**Aim of the exercise**
List all lines of the data containing the word "Breakdown".

── Information given

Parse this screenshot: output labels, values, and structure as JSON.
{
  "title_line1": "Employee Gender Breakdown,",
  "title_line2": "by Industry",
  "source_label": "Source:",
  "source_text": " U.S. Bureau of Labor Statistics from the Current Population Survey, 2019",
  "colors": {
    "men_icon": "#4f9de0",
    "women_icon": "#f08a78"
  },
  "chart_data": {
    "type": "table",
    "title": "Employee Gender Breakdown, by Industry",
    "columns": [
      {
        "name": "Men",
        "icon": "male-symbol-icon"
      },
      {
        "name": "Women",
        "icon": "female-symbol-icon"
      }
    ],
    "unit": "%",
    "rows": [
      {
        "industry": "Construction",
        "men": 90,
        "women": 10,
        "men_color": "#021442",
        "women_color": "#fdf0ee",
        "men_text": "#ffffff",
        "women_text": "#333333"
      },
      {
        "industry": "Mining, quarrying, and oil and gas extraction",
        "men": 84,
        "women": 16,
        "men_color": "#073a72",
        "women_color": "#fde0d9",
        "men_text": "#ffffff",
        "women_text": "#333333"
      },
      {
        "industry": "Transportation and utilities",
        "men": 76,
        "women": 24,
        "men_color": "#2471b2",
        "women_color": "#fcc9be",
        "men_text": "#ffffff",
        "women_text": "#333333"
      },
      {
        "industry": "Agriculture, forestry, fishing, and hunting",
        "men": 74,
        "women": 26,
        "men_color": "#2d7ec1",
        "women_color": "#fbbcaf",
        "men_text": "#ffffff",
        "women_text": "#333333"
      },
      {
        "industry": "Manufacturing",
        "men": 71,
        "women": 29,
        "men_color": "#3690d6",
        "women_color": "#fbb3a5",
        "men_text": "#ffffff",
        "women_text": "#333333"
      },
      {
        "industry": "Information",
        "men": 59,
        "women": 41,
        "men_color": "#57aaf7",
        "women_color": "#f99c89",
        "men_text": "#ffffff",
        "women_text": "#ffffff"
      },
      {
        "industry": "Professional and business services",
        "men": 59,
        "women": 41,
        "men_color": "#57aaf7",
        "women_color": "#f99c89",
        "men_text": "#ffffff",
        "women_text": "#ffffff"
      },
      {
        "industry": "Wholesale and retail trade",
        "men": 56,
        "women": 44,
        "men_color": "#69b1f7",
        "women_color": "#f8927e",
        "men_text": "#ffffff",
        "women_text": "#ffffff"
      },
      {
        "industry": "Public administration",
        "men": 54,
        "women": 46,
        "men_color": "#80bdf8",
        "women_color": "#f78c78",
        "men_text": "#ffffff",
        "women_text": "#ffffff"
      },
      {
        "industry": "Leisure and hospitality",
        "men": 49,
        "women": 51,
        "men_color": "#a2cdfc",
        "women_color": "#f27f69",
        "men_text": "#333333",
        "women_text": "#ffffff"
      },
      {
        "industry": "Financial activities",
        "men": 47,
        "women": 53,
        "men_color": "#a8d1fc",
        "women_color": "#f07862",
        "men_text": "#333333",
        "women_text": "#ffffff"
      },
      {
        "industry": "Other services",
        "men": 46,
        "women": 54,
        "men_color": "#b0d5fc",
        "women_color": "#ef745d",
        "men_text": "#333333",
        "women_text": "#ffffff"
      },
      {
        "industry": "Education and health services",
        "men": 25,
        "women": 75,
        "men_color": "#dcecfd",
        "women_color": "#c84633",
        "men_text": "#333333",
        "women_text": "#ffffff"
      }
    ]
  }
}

────

**Solution to the exercise**
  "title_line1": "Employee Gender Breakdown,",
    "title": "Employee Gender Breakdown, by Industry",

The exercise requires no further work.